FRAGMENTO SELECCIONADO —
Muy significativa es la comparación del
motín de Esquilache como movimiento social (tanto en la Corte como en su
prolongación en las alteraciones en provincias que tuvieron lugar en los meses
siguientes), con la contemporánea gestación de la Revolución francesa de
1789. Las turbas populares que asaltaron el Palacio de Versalles y que trajeron
de vuelta a Paris a la familia real, rebautizados como el Panadero y
la Panadera, no eran muy distintos de las madrileñas de veintidós años antes,
pero la gestión política y social de los acontecimientos fue abismalmente
diferente. En Francia hubo un asalto al poder por parte de una nueva élite dirigente
con conciencia de clase: la burguesía definida como Tercer Estado por
Sieyes. En España no la había. No fue el motín de Esquilache una vacuna contra
la revolución, sino una muestra evidente del atraso relativo de España;
pero las élites ilustradas lo vieron precisamente así: el conde de
Floridablanca, ante las noticias que iban llegando de los desórdenes de 1789,
hizo un curioso análisis: que quizá servirían para restablecer el buen
orden y el crédito en Francia, como había ocurrido en España con el motín
contra Esquilache. Ciertamente, el aprovechamiento de los desórdenes
populares para incrementar el poder de la monarquía tenía precedentes, tanto en
la monarquía francesa (la Fronda) como en la española (Alteraciones de Aragón),
e incluso en el Gran Memorial del Conde Duque de Olivares a Felipe IV se
planteó ese recurso como uno de los que se debían considerar.

DATOS PROPORCIONADOS —
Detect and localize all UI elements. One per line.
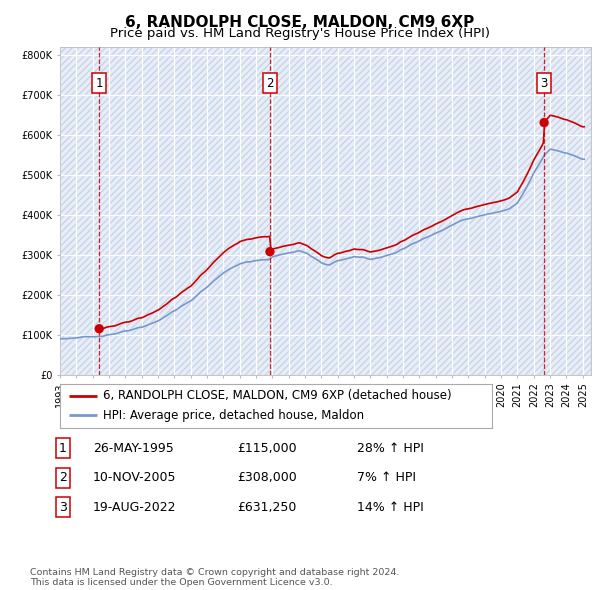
Text: 2: 2 (59, 471, 67, 484)
Point (539, 118, 549, 127)
Text: 6, RANDOLPH CLOSE, MALDON, CM9 6XP (detached house): 6, RANDOLPH CLOSE, MALDON, CM9 6XP (deta… (103, 389, 452, 402)
Text: 3: 3 (59, 501, 67, 514)
Text: 1: 1 (59, 442, 67, 455)
Text: 3: 3 (541, 77, 548, 90)
Text: 10-NOV-2005: 10-NOV-2005 (93, 471, 176, 484)
Text: Contains HM Land Registry data © Crown copyright and database right 2024.
This d: Contains HM Land Registry data © Crown c… (30, 568, 400, 587)
Text: 26-MAY-1995: 26-MAY-1995 (93, 442, 174, 455)
Text: £631,250: £631,250 (237, 501, 296, 514)
Text: Price paid vs. HM Land Registry's House Price Index (HPI): Price paid vs. HM Land Registry's House … (110, 27, 490, 40)
Text: 28% ↑ HPI: 28% ↑ HPI (357, 442, 424, 455)
Text: 2: 2 (266, 77, 274, 90)
Text: 1: 1 (95, 77, 103, 90)
Text: 7% ↑ HPI: 7% ↑ HPI (357, 471, 416, 484)
Point (94, 324, 104, 333)
Point (265, 247, 275, 257)
Text: £308,000: £308,000 (237, 471, 297, 484)
Text: £115,000: £115,000 (237, 442, 296, 455)
Text: 14% ↑ HPI: 14% ↑ HPI (357, 501, 424, 514)
Text: 19-AUG-2022: 19-AUG-2022 (93, 501, 176, 514)
Text: 6, RANDOLPH CLOSE, MALDON, CM9 6XP: 6, RANDOLPH CLOSE, MALDON, CM9 6XP (125, 15, 475, 30)
Text: HPI: Average price, detached house, Maldon: HPI: Average price, detached house, Mald… (103, 409, 364, 422)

TAREAS DEL EJERCICIO —
**a)** Transcribe tal cual las filas de datos, empezando por la línea que contiene "Text: 2: 2 (59, 471, 67, 484)" y siguiendo hasta la línea que contiene "Point (265, 247, 275, 257)", ambas incluidas.
**b)** Continúa el fragmento sobre el motín de Esquilache a partir de su última oración.

RESPUESTAS EN ORDEN —
**a)**
Text: 2: 2 (59, 471, 67, 484)
Point (539, 118, 549, 127)
Text: 6, RANDOLPH CLOSE, MALDON, CM9 6XP (detached house): 6, RANDOLPH CLOSE, MALDON, CM9 6XP (deta… (103, 389, 452, 402)
Text: 3: 3 (59, 501, 67, 514)
Text: 1: 1 (59, 442, 67, 455)
Text: 3: 3 (541, 77, 548, 90)
Text: 10-NOV-2005: 10-NOV-2005 (93, 471, 176, 484)
Text: Contains HM Land Registry data © Crown copyright and database right 2024.
This d: Contains HM Land Registry data © Crown c… (30, 568, 400, 587)
Text: 26-MAY-1995: 26-MAY-1995 (93, 442, 174, 455)
Text: £631,250: £631,250 (237, 501, 296, 514)
Text: Price paid vs. HM Land Registry's House Price Index (HPI): Price paid vs. HM Land Registry's House … (110, 27, 490, 40)
Text: 28% ↑ HPI: 28% ↑ HPI (357, 442, 424, 455)
Text: 2: 2 (266, 77, 274, 90)
Text: 1: 1 (95, 77, 103, 90)
Text: 7% ↑ HPI: 7% ↑ HPI (357, 471, 416, 484)
Point (94, 324, 104, 333)
Point (265, 247, 275, 257)

**b)**
Buena muestra del concepto paternalista que
el desñpotismo ilustrado tenía de su relación con el pueblo es
la frase, atribuida al propio rey, y que glosa José María Pemán:
“El rey Carlos III se burlaba de buena fe de esta especie de resistencia
pasiva que advertía en el pueblo frente a sus mejoras, y solía decir que sus
súbditos españoles eran como los niños, "que lloran cuando se les lava y
se les peina…"
El motín.- Publicado el edicto, la
reacción popular fue sustituir los bandos por pasquines vejatorios
contra el italiano, cuya redacción culta no podía atribuirse al vulgo iletrado.
Esquilache, lejos de amedrentarse, ordenó a los soldados que ayudaran a las
autoridades municipales en el cumplimiento de la orden, y las multas comienzan
a producirse, con lo que el descontento crece, sucediéndose pequeños conatos
violentos. Los aguaciles acortaban en plena calle las capas de los
díscolos y a veces trataban de cobrar las multas en su propio beneficio.
Algunos enigmáticos personajes estimulaban el descontento en ambientes
marginales (uno era conocido con el nombre de "tío Paco", que en Lavapies -un
barrio popular, del que salió la figura del manolo - pagaba a los
chicos por gritar).
El Rey Carlos, bonitatis,
el Gobernador, tontitis,
el Confesor, chilindritis,
pero el Ministro, agarrantis.
Los Grandes serán gratis
cabrones sin ton ni son,
Madrid, Datán y Abirón,
y si no hay quien nos socorra
también Sodoma y Gomorra,
excepto la Inquisición.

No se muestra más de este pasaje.